- DATASET ROWS:
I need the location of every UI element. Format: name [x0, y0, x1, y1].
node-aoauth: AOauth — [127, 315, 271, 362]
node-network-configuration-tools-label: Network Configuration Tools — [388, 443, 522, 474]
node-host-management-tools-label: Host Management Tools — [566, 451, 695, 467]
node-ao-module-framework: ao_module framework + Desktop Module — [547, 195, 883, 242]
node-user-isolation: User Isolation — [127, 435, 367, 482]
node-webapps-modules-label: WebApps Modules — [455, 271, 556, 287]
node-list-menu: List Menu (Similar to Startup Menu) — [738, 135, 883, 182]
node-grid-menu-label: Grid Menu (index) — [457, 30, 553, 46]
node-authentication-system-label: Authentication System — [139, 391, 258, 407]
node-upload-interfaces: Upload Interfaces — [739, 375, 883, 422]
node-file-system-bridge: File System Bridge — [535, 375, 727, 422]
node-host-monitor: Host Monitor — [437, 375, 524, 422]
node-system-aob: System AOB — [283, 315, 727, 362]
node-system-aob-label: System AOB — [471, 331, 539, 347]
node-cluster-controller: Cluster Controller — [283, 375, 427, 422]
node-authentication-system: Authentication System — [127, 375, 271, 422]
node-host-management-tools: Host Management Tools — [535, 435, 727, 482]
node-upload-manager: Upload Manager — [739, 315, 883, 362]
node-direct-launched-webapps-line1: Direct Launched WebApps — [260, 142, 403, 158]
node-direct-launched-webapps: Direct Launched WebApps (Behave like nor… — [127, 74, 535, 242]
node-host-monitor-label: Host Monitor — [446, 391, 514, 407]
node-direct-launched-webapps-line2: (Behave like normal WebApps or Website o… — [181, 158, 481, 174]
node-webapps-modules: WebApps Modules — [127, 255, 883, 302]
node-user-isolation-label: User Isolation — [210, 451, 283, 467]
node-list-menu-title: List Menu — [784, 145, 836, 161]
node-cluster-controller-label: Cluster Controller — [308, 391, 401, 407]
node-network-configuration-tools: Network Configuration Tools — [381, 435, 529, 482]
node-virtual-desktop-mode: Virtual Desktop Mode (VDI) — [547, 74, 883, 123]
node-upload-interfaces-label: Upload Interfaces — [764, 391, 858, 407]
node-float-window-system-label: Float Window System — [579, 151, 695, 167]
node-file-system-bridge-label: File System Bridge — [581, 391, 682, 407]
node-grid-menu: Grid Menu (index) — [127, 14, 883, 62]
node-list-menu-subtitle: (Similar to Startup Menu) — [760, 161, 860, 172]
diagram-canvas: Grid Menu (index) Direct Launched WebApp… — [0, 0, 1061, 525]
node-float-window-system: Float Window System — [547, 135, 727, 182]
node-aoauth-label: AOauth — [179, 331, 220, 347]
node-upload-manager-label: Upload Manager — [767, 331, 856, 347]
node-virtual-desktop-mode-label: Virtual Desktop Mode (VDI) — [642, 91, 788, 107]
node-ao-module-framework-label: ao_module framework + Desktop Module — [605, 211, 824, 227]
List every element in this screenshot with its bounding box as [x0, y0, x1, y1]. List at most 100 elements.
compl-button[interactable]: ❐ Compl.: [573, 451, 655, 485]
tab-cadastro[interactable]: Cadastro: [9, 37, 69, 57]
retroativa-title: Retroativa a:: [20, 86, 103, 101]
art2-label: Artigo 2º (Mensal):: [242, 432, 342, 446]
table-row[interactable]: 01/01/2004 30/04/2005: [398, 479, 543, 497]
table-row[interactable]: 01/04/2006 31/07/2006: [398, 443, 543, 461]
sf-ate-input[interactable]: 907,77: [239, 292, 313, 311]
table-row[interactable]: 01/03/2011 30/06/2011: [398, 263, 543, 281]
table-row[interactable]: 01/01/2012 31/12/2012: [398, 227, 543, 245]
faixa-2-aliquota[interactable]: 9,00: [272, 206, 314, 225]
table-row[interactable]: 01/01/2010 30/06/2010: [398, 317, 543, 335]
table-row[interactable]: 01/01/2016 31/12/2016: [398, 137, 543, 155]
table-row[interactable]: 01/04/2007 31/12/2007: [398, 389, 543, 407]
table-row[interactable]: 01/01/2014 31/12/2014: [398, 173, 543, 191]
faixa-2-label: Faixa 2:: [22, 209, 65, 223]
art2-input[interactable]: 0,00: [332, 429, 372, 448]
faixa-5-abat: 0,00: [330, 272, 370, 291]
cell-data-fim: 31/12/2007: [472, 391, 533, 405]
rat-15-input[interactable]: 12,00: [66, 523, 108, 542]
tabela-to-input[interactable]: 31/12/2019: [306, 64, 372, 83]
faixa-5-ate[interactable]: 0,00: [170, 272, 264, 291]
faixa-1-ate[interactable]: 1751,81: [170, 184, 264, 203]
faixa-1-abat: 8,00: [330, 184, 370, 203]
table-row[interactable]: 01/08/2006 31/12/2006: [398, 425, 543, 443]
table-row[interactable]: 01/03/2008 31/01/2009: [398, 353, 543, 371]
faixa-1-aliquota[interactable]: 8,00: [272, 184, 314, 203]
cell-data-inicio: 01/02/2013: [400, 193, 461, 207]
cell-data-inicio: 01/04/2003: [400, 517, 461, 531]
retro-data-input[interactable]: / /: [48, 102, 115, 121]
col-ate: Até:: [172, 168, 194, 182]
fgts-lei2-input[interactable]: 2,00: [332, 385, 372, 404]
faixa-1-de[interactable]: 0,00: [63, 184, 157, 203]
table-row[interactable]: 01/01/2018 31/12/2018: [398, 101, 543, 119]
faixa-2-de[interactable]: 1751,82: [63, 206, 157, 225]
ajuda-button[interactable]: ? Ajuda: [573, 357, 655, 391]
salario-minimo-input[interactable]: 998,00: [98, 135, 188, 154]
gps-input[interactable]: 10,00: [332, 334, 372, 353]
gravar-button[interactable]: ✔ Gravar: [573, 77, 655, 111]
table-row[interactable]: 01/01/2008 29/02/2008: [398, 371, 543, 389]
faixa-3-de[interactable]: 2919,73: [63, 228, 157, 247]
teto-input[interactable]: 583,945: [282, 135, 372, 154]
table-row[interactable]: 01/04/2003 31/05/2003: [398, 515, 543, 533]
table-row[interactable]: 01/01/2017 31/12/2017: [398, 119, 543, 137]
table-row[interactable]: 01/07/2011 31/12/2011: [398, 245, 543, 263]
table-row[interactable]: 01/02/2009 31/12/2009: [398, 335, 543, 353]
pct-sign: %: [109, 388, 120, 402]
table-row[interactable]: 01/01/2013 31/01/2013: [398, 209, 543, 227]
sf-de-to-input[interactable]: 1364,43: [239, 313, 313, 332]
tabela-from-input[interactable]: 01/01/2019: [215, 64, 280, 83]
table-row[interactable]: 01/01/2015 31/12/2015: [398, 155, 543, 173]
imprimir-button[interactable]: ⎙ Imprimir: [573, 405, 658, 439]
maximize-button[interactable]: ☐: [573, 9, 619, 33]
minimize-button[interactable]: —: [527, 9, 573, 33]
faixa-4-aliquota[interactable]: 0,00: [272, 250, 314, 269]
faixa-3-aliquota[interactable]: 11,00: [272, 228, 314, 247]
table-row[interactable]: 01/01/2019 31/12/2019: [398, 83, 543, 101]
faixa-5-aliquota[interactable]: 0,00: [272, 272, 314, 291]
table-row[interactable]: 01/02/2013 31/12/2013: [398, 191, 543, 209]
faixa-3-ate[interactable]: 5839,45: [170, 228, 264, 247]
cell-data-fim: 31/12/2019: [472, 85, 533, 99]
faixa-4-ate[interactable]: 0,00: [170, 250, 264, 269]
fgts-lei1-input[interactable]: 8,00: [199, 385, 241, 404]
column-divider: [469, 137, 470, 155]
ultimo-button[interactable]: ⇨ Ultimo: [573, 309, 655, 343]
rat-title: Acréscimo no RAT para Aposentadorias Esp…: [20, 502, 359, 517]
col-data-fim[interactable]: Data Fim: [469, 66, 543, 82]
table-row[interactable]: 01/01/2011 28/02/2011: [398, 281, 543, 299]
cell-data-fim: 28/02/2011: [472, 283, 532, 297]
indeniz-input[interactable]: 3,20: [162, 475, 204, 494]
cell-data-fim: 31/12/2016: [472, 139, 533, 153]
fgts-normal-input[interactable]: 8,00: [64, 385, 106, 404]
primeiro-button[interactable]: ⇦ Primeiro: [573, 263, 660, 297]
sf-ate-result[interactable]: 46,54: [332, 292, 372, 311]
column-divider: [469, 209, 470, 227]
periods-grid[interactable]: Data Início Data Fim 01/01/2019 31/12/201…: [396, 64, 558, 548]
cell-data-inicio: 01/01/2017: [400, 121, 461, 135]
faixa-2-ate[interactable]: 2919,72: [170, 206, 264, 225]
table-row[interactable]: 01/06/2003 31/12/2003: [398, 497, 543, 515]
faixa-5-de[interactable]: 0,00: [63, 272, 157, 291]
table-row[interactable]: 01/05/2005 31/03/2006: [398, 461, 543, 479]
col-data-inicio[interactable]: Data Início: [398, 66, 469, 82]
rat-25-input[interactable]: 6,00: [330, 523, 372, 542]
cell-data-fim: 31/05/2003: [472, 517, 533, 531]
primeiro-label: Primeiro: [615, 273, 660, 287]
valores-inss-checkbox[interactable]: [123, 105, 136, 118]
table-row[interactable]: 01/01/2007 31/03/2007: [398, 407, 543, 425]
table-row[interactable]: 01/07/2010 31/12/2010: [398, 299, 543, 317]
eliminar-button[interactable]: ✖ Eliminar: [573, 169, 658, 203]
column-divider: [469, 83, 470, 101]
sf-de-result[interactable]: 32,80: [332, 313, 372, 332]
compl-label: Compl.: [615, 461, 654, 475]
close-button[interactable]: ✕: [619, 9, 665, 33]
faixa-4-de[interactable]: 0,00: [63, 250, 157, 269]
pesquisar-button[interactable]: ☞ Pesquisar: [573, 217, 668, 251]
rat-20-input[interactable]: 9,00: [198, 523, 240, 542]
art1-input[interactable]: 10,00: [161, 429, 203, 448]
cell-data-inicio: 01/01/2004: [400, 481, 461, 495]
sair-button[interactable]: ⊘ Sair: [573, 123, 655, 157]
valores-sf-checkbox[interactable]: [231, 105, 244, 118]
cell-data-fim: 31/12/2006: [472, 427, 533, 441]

- REQUIRED TASK: Could you rewrite the entries from the very first line through the line containing "node-host-management-tools-label: Host Management", swapping "location" for "position" and leaving everything else unchanged? Give only those lines.

- EXERCISE SOLUTION:
I need the position of every UI element. Format: name [x0, y0, x1, y1].
node-aoauth: AOauth — [127, 315, 271, 362]
node-network-configuration-tools-label: Network Configuration Tools — [388, 443, 522, 474]
node-host-management-tools-label: Host Management Tools — [566, 451, 695, 467]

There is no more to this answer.